EXERCISE DIRECTIONS
Narrow the data below down to the lines containing "value".

Records about charts and figures
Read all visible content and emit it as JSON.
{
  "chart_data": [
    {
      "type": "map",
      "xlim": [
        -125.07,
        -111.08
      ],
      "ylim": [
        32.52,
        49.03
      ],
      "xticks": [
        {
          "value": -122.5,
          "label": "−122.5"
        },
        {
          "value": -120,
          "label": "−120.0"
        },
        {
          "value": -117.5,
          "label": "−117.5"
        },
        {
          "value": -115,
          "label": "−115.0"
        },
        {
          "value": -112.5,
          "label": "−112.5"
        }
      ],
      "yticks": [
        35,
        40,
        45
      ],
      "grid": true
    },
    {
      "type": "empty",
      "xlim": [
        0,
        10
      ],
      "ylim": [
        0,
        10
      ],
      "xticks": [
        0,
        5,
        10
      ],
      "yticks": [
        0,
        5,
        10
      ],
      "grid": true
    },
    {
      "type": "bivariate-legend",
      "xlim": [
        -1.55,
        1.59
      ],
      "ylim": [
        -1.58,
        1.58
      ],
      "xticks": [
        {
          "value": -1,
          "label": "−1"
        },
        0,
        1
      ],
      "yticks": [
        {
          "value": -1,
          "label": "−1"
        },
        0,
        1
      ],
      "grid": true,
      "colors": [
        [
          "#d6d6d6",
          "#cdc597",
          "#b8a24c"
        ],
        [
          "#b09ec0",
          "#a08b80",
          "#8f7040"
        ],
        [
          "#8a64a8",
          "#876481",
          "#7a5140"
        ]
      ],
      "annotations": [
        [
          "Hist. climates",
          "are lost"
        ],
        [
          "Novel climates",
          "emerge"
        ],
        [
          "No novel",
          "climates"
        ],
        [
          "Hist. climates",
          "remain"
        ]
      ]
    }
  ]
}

ANSWER FOR THIS EXERCISE
          "value": -122.5,
          "value": -120,
          "value": -117.5,
          "value": -115,
          "value": -112.5,
          "value": -1,
          "value": -1,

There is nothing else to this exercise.